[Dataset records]
---

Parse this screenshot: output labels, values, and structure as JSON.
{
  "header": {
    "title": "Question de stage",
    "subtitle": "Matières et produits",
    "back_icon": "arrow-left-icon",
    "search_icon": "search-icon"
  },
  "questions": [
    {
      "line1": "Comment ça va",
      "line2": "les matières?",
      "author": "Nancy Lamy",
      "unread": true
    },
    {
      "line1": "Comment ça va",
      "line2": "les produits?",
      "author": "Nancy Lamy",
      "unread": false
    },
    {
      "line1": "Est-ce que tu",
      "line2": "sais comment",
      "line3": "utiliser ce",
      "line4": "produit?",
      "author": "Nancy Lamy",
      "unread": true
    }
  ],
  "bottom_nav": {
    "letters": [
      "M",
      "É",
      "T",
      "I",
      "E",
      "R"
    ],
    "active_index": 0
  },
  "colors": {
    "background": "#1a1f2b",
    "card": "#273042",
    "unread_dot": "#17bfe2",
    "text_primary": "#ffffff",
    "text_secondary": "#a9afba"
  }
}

---

• _The task_
Repeat every line of the material exactly as given.

• _Exercise result_
Parse this screenshot: output labels, values, and structure as JSON.
{
  "header": {
    "title": "Question de stage",
    "subtitle": "Matières et produits",
    "back_icon": "arrow-left-icon",
    "search_icon": "search-icon"
  },
  "questions": [
    {
      "line1": "Comment ça va",
      "line2": "les matières?",
      "author": "Nancy Lamy",
      "unread": true
    },
    {
      "line1": "Comment ça va",
      "line2": "les produits?",
      "author": "Nancy Lamy",
      "unread": false
    },
    {
      "line1": "Est-ce que tu",
      "line2": "sais comment",
      "line3": "utiliser ce",
      "line4": "produit?",
      "author": "Nancy Lamy",
      "unread": true
    }
  ],
  "bottom_nav": {
    "letters": [
      "M",
      "É",
      "T",
      "I",
      "E",
      "R"
    ],
    "active_index": 0
  },
  "colors": {
    "background": "#1a1f2b",
    "card": "#273042",
    "unread_dot": "#17bfe2",
    "text_primary": "#ffffff",
    "text_secondary": "#a9afba"
  }
}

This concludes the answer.